» **STATED PROBLEM A**:
Copy the records verbatim, starting with the line containing "Where is each" and continuing through the line containing "callout-13: 13 xyxy=(1453,483,1472,499)". Leave out the pictures.

» **SELECTION**:
▬▬▬▬▬▬▬▬▬▬
Those in the Joint Commission who sought to address gender issues encountered other barriers. The peace accord was based on 13 separate amnesties that excluded the possibility of prosecution for atrocities committed during the conflict. One amnesty even excused any actions that might take place six months in the future. Given the prominence of sexual abuse and exploitation during the conflict, including rape used as a weapon of war, thse amnesties meant that men with guns forgave other men with guns for crimes committed against women. This flaw also undercut any return to a culture of rule of law and accountability, and introduced a cynicism at the heart of our efforts to rebuild and reform the justice and security sectors.

Similarly, as we launched disarmament, demobilization, and reintegration programs for ex-combatants, we soon realized that the agreement defined a combatant as anyone identified as such by their military's leadership. The thousands of women who had been kidnapped or coerced mostly into the rebel forces were largely excluded by their leaders, since most of them were exploited as cooks, messengers, bearers, and even sex slaves.
▬▬▬▬▬▬▬▬▬▬
» **STATED PROBLEM B**:
According to the passage on the peace accord, how many separate amnesties was the accord based on?

[Rows from a dataset]
▬▬▬▬▬▬▬▬▬▬
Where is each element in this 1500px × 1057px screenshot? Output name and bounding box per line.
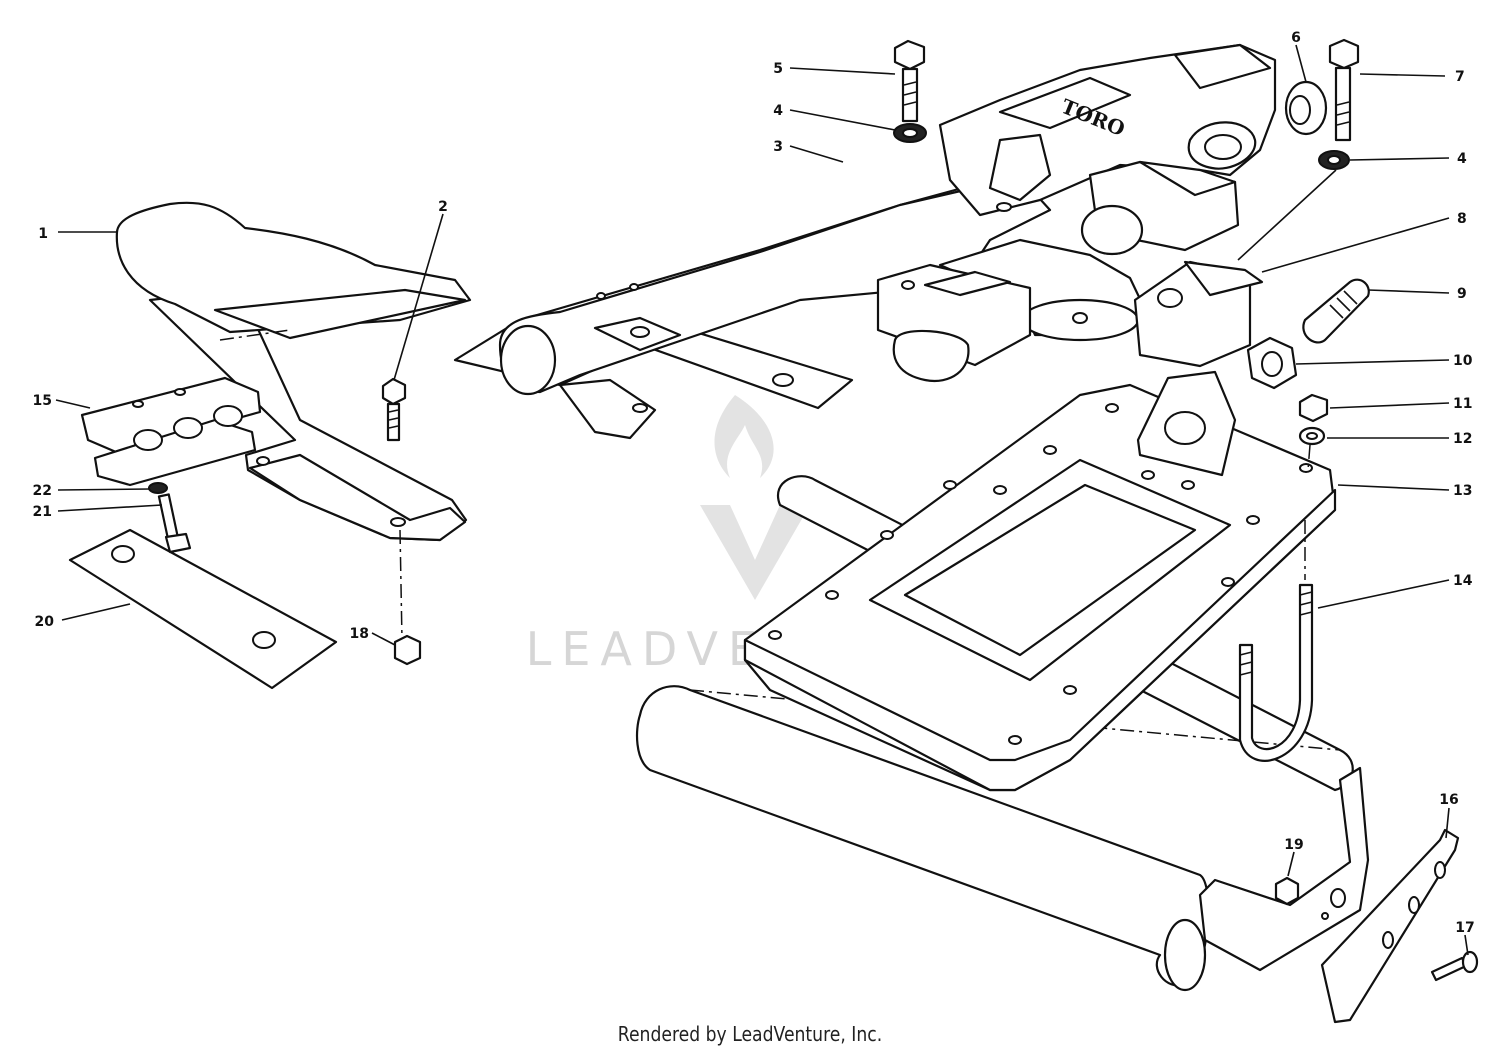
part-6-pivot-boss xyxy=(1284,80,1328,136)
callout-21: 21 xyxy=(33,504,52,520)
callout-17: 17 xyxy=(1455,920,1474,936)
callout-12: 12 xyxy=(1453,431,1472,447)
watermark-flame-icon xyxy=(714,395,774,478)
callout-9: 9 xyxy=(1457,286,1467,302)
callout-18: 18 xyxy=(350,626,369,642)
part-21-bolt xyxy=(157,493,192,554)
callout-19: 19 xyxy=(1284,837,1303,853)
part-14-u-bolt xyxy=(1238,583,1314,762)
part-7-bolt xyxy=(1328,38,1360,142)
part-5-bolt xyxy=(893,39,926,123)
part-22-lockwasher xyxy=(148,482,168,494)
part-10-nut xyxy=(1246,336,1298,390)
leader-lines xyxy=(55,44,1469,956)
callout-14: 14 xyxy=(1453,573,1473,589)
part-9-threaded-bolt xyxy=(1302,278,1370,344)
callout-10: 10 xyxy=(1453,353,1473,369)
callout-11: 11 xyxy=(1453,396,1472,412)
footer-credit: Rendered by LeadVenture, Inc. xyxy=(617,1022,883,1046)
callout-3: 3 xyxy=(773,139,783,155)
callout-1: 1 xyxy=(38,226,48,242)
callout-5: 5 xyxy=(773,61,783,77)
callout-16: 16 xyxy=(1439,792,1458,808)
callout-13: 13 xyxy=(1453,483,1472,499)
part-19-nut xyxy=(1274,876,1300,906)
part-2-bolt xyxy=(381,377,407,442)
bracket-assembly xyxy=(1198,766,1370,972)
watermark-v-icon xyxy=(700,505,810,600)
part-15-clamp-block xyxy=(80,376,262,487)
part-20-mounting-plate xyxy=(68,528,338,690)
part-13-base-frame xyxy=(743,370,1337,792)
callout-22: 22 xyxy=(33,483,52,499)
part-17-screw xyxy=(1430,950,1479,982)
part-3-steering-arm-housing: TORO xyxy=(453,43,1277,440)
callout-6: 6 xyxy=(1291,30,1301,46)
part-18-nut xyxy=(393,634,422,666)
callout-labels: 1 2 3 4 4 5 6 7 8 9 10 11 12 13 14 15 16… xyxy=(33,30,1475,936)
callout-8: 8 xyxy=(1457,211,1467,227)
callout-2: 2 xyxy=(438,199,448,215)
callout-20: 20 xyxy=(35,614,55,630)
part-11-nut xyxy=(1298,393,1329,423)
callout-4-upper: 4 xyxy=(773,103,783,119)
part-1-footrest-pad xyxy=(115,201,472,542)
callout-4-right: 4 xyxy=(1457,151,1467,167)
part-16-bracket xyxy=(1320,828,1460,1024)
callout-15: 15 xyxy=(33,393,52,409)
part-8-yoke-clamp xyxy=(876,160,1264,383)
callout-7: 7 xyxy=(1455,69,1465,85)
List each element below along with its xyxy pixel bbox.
▬▬▬▬▬▬▬▬▬▬
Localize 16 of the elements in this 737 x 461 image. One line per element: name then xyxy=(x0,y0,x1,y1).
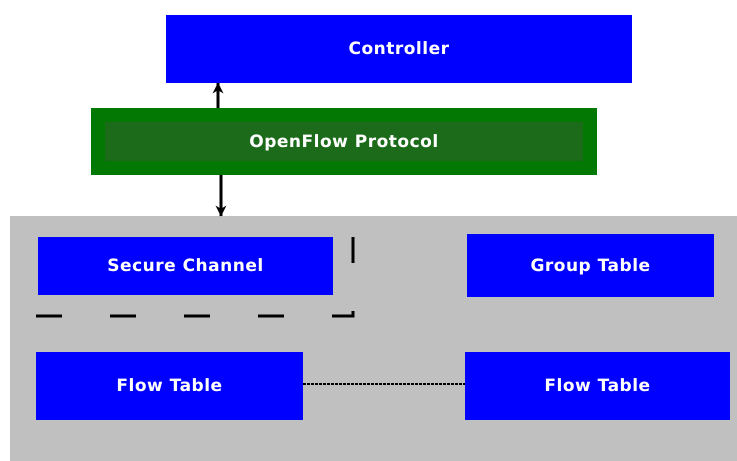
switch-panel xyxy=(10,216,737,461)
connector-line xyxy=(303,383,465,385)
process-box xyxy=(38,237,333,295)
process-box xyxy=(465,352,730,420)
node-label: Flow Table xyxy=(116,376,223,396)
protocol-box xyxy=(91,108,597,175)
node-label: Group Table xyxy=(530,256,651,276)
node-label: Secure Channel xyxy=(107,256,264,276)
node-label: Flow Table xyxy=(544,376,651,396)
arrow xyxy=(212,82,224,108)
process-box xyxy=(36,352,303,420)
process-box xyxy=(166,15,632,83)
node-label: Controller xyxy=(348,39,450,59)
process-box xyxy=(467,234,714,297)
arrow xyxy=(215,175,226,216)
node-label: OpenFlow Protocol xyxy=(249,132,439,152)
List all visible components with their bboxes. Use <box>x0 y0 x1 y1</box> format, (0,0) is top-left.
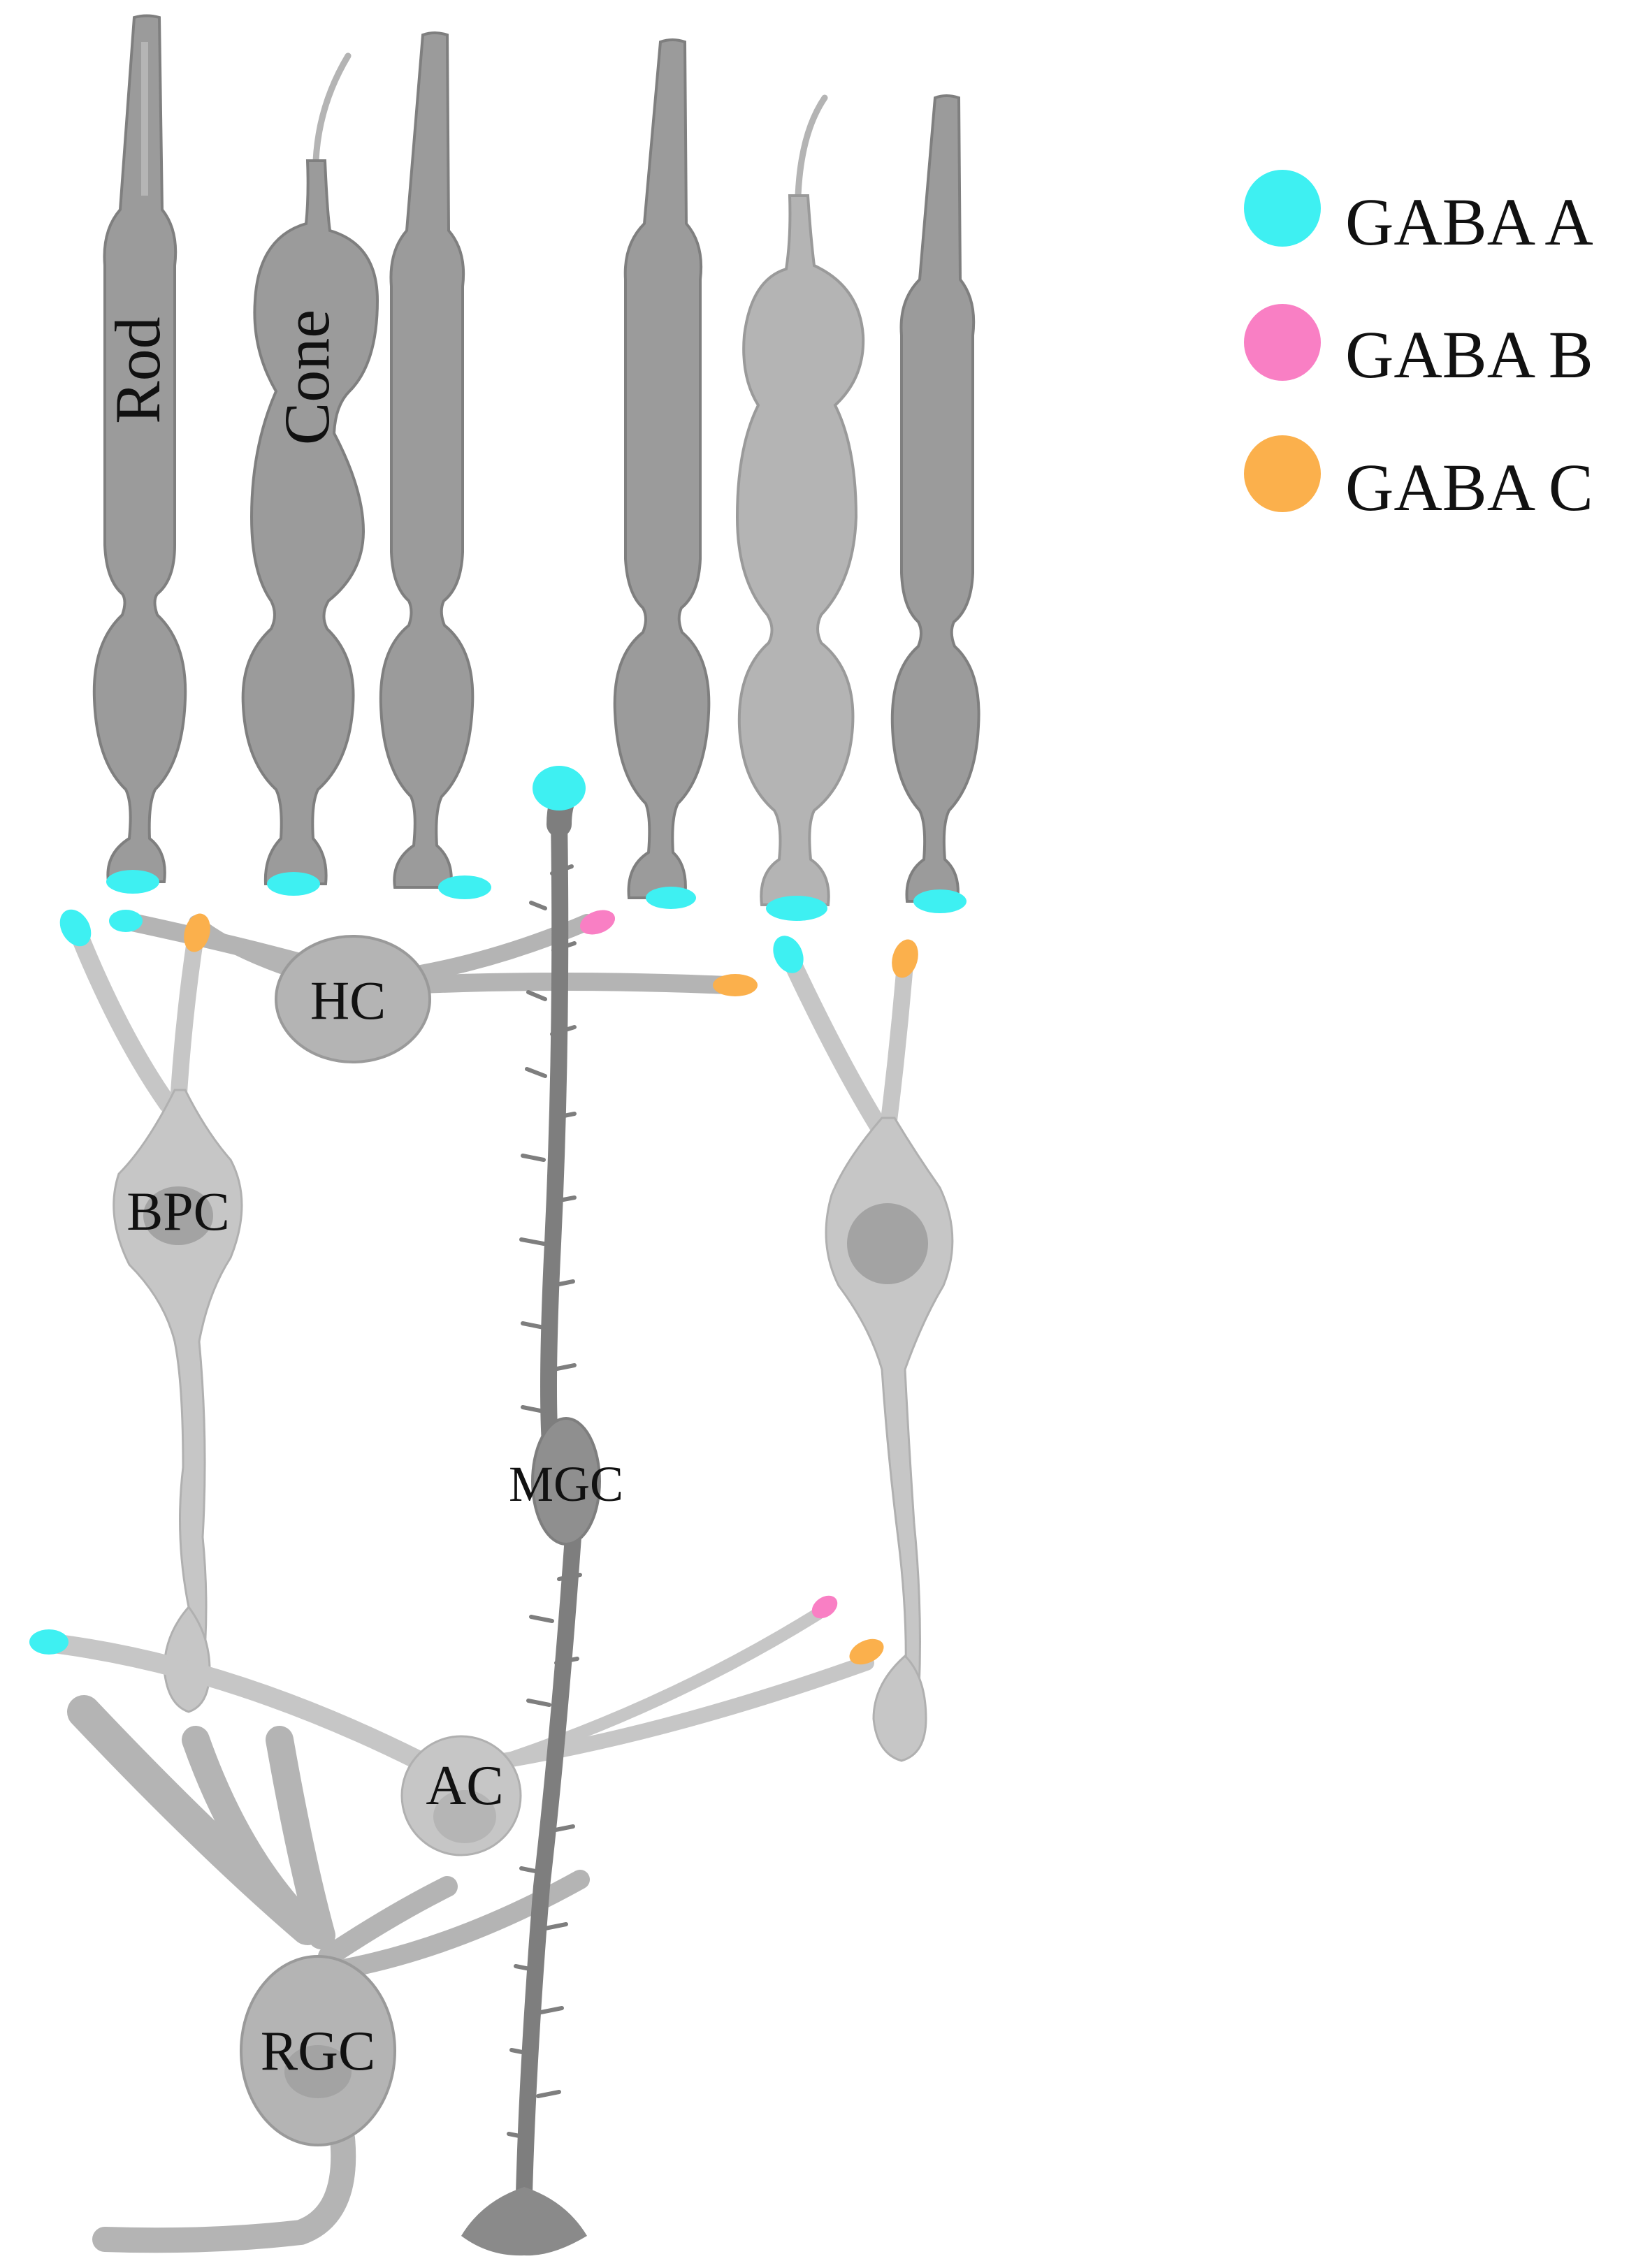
▬▬▬▬▬▬▬▬▬▬
» **CORRECT RESPONSE A**:
Where is each element in this 1500px × 1057px screenshot? Output name and bounding box per line.
part-6-pivot-boss xyxy=(1284,80,1328,136)
callout-21: 21 xyxy=(33,504,52,520)
callout-17: 17 xyxy=(1455,920,1474,936)
callout-12: 12 xyxy=(1453,431,1472,447)
watermark-flame-icon xyxy=(714,395,774,478)
callout-9: 9 xyxy=(1457,286,1467,302)
callout-18: 18 xyxy=(350,626,369,642)
part-21-bolt xyxy=(157,493,192,554)
callout-19: 19 xyxy=(1284,837,1303,853)
part-14-u-bolt xyxy=(1238,583,1314,762)
part-7-bolt xyxy=(1328,38,1360,142)
part-5-bolt xyxy=(893,39,926,123)
part-22-lockwasher xyxy=(148,482,168,494)
part-10-nut xyxy=(1246,336,1298,390)
leader-lines xyxy=(55,44,1469,956)
callout-14: 14 xyxy=(1453,573,1473,589)
part-9-threaded-bolt xyxy=(1302,278,1370,344)
callout-10: 10 xyxy=(1453,353,1473,369)
callout-11: 11 xyxy=(1453,396,1472,412)
footer-credit: Rendered by LeadVenture, Inc. xyxy=(617,1022,883,1046)
callout-3: 3 xyxy=(773,139,783,155)
callout-1: 1 xyxy=(38,226,48,242)
callout-5: 5 xyxy=(773,61,783,77)
callout-16: 16 xyxy=(1439,792,1458,808)
callout-13: 13 xyxy=(1453,483,1472,499)

» **CORRECT RESPONSE B**:
13